Records from a data collection:
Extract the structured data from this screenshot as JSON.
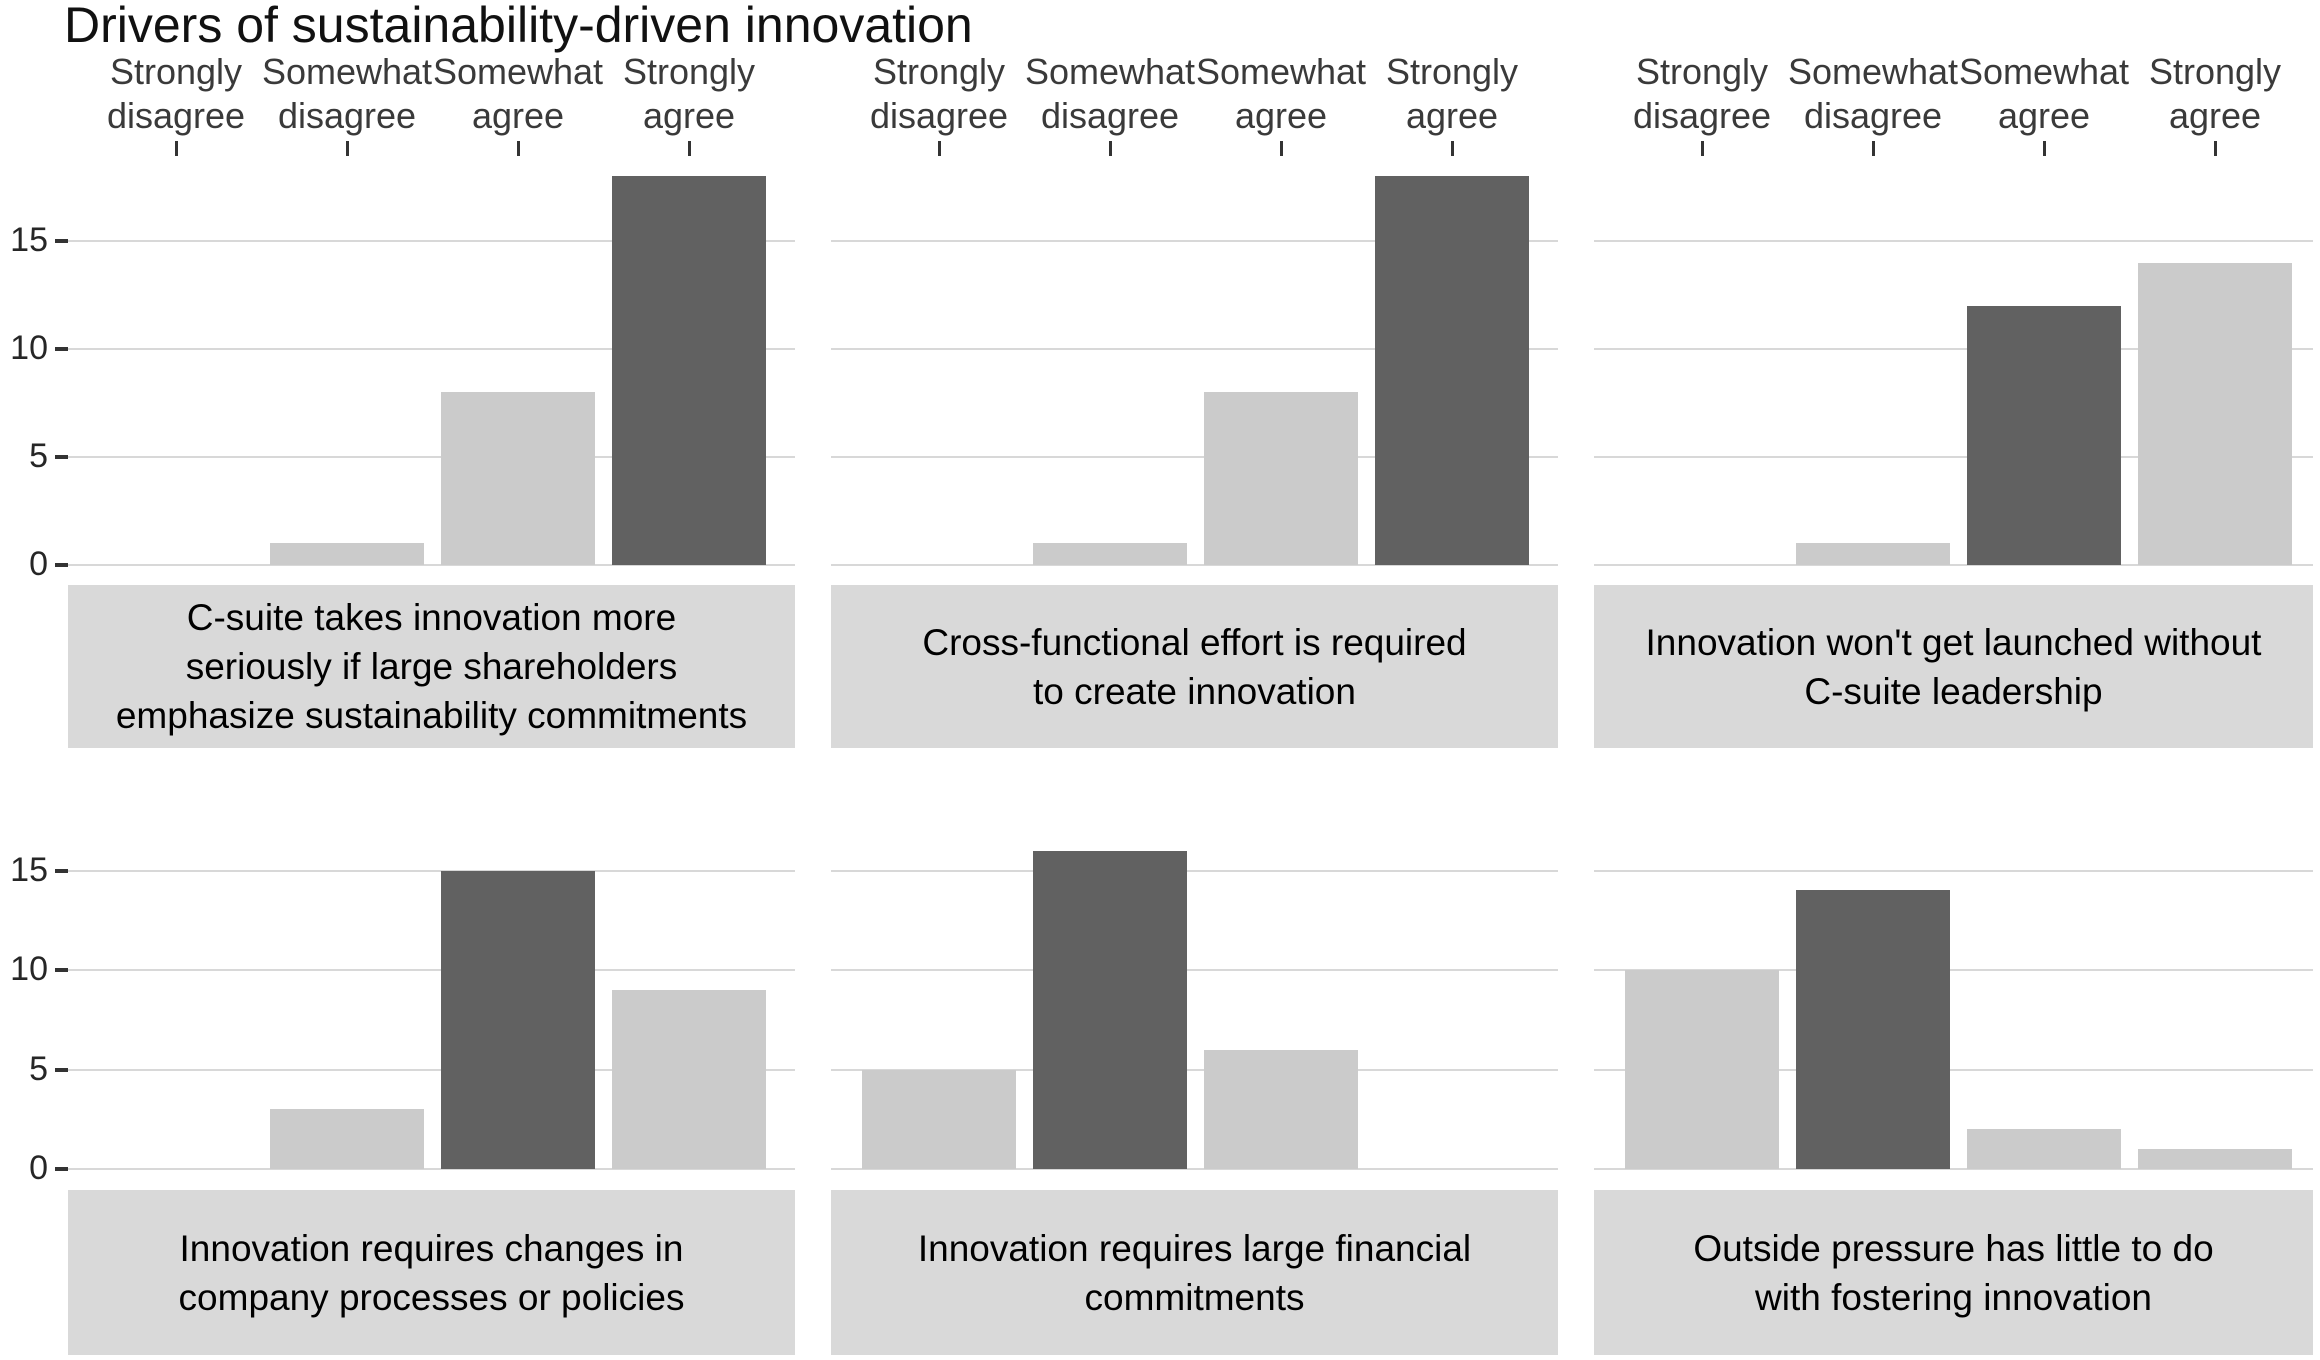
{
  "page": {
    "title": "Drivers of sustainability-driven innovation"
  },
  "chart_data": {
    "type": "bar",
    "title": "Drivers of sustainability-driven innovation",
    "layout": "2 rows x 3 columns of facets, shared category axis shown above top row only, y axis labels on left only, strip caption box below each facet",
    "categories": [
      "Strongly disagree",
      "Somewhat disagree",
      "Somewhat agree",
      "Strongly agree"
    ],
    "category_label_lines": [
      [
        "Strongly",
        "disagree"
      ],
      [
        "Somewhat",
        "disagree"
      ],
      [
        "Somewhat",
        "agree"
      ],
      [
        "Strongly",
        "agree"
      ]
    ],
    "ylabel": "",
    "xlabel": "",
    "y_ticks": [
      0,
      5,
      10,
      15
    ],
    "ylim_top_row": [
      0,
      18.6
    ],
    "ylim_bottom_row": [
      0,
      16.8
    ],
    "grid": "horizontal gridlines at 0, 5, 10, 15",
    "legend_position": "none",
    "colors": {
      "bar_light": "#cbcbcb",
      "bar_dark": "#616161",
      "strip_background": "#d9d9d9",
      "gridline": "#d8d8d8",
      "axis_text": "#262626",
      "category_text": "#3a3a3a",
      "strip_text": "#000000",
      "title_text": "#111111",
      "background": "#ffffff"
    },
    "facets": [
      {
        "row": 0,
        "col": 0,
        "label": "C-suite takes innovation more seriously if large shareholders emphasize sustainability commitments",
        "label_lines": [
          "C-suite takes innovation more",
          "seriously if large shareholders",
          "emphasize sustainability commitments"
        ],
        "values": [
          0,
          1,
          8,
          18
        ],
        "highlight_index": 3
      },
      {
        "row": 0,
        "col": 1,
        "label": "Cross-functional effort is required to create innovation",
        "label_lines": [
          "Cross-functional effort is required",
          "to create innovation"
        ],
        "values": [
          0,
          1,
          8,
          18
        ],
        "highlight_index": 3
      },
      {
        "row": 0,
        "col": 2,
        "label": "Innovation won't get launched without C-suite leadership",
        "label_lines": [
          "Innovation won't get launched without",
          "C-suite leadership"
        ],
        "values": [
          0,
          1,
          12,
          14
        ],
        "highlight_index": 2
      },
      {
        "row": 1,
        "col": 0,
        "label": "Innovation requires changes in company processes or policies",
        "label_lines": [
          "Innovation requires changes in",
          "company processes or policies"
        ],
        "values": [
          0,
          3,
          15,
          9
        ],
        "highlight_index": 2
      },
      {
        "row": 1,
        "col": 1,
        "label": "Innovation requires large financial commitments",
        "label_lines": [
          "Innovation requires large financial",
          "commitments"
        ],
        "values": [
          5,
          16,
          6,
          0
        ],
        "highlight_index": 1
      },
      {
        "row": 1,
        "col": 2,
        "label": "Outside pressure has little to do with fostering innovation",
        "label_lines": [
          "Outside pressure has little to do",
          "with fostering innovation"
        ],
        "values": [
          10,
          14,
          2,
          1
        ],
        "highlight_index": 1
      }
    ]
  }
}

Written request ::
Track down every line with the word "little" and copy it.

Answer for this exercise ::
        "label": "Outside pressure has little to do with fostering innovation",
          "Outside pressure has little to do",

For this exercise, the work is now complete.